Directive
Find how many lines hold the word "LECC". Give only the number.

Exercise inputs

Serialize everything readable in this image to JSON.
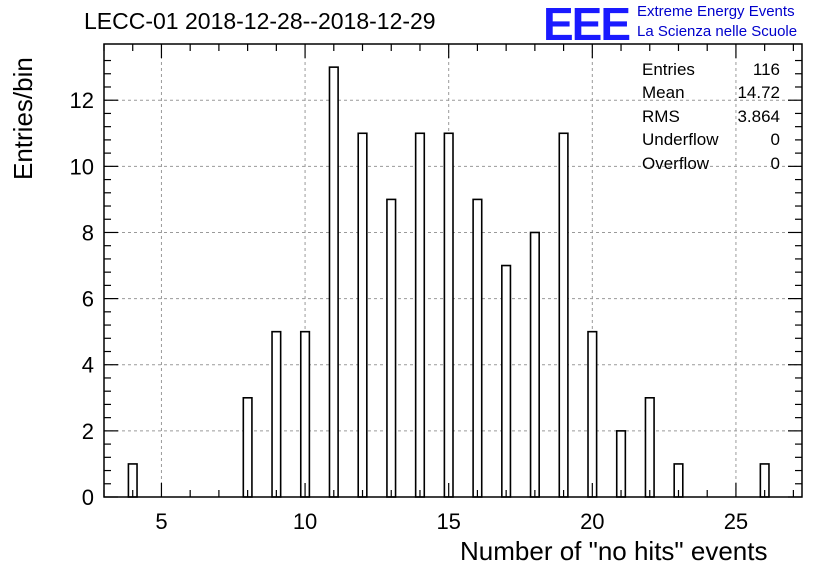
{
  "title": "LECC-01 2018-12-28--2018-12-29",
  "logo": {
    "mark": "EEE",
    "line1": "Extreme Energy Events",
    "line2": "La Scienza nelle Scuole"
  },
  "stats": [
    {
      "label": "Entries",
      "value": "116"
    },
    {
      "label": "Mean",
      "value": "14.72"
    },
    {
      "label": "RMS",
      "value": "3.864"
    },
    {
      "label": "Underflow",
      "value": "0"
    },
    {
      "label": "Overflow",
      "value": "0"
    }
  ],
  "chart_data": {
    "type": "bar",
    "title": "LECC-01 2018-12-28--2018-12-29",
    "xlabel": "Number of \"no hits\" events",
    "ylabel": "Entries/bin",
    "xlim": [
      3,
      27.3
    ],
    "ylim": [
      0,
      13.7
    ],
    "xticks": [
      5,
      10,
      15,
      20,
      25
    ],
    "yticks": [
      0,
      2,
      4,
      6,
      8,
      10,
      12
    ],
    "grid": true,
    "bar_width": 0.3,
    "x": [
      4,
      8,
      9,
      10,
      11,
      12,
      13,
      14,
      15,
      16,
      17,
      18,
      19,
      20,
      21,
      22,
      23,
      26
    ],
    "values": [
      1,
      3,
      5,
      5,
      13,
      11,
      9,
      11,
      11,
      9,
      7,
      8,
      11,
      5,
      2,
      3,
      1,
      1
    ]
  }
}
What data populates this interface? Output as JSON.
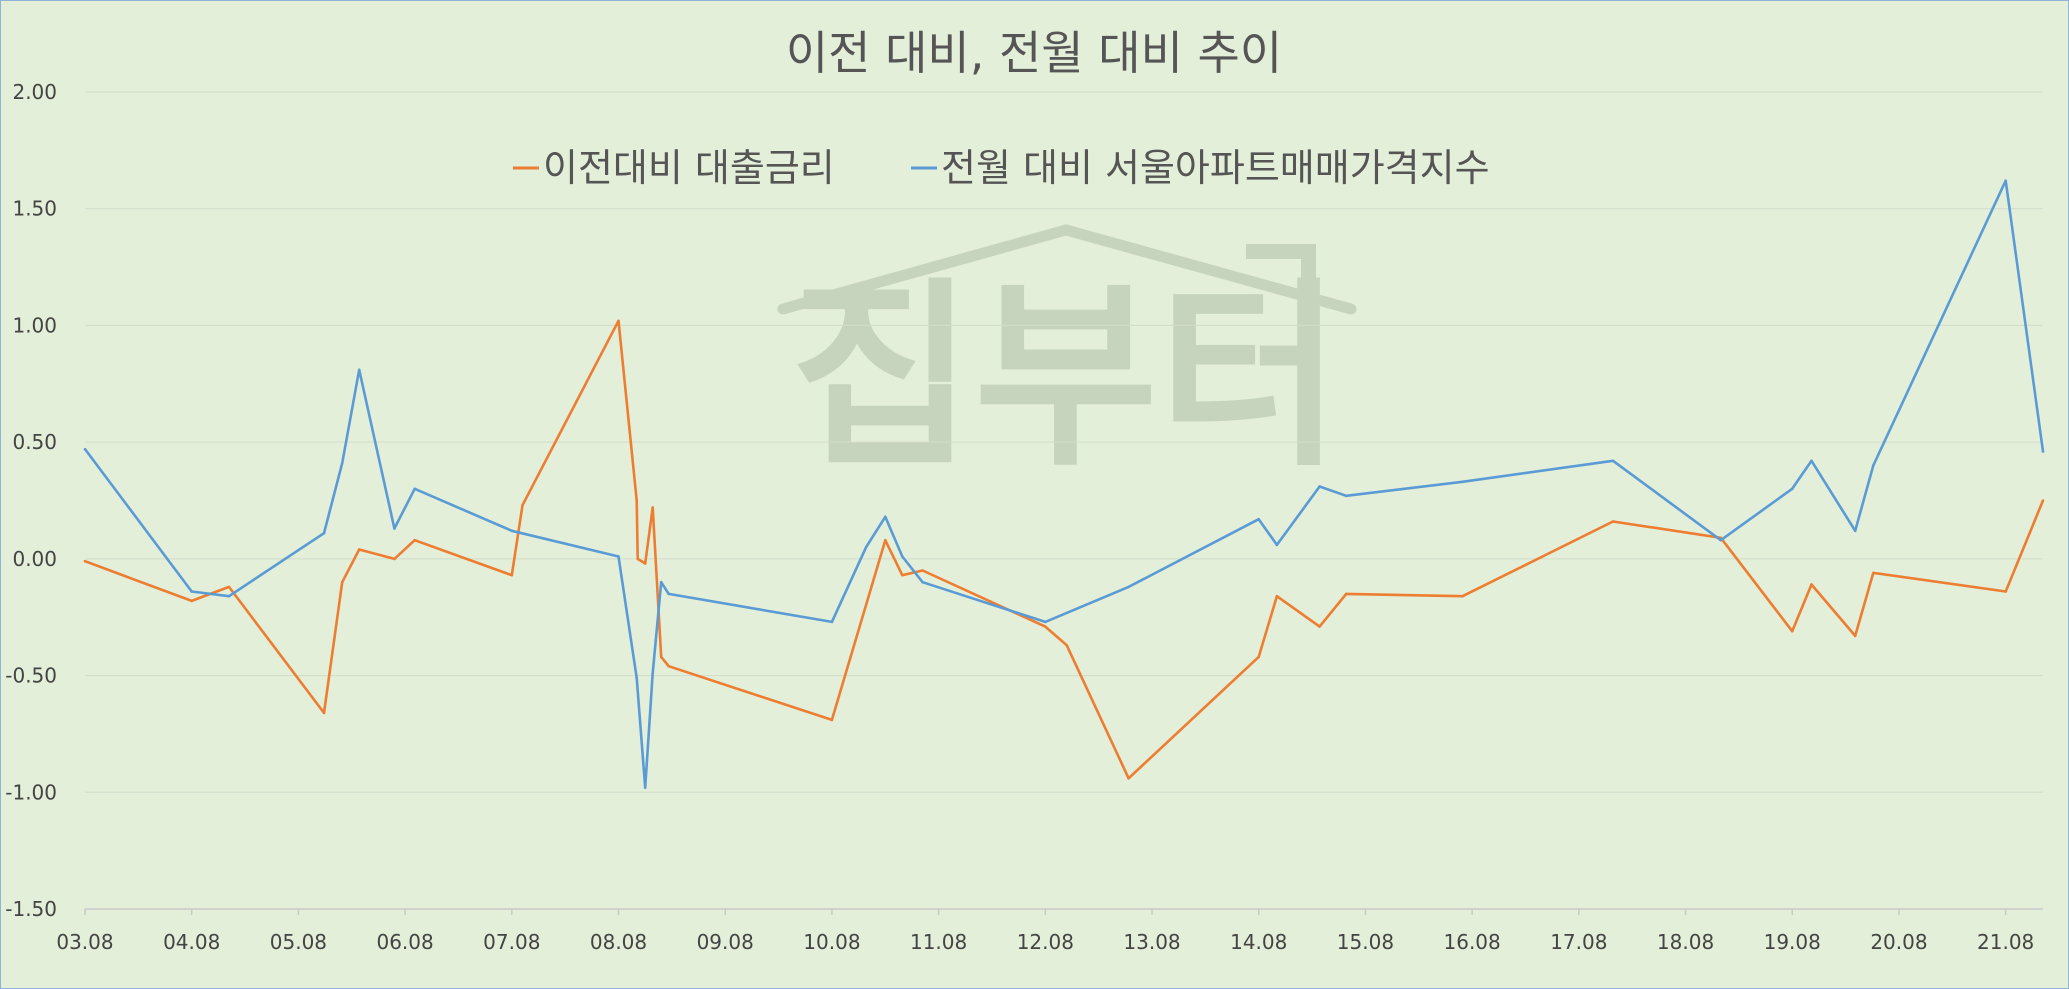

Task output
2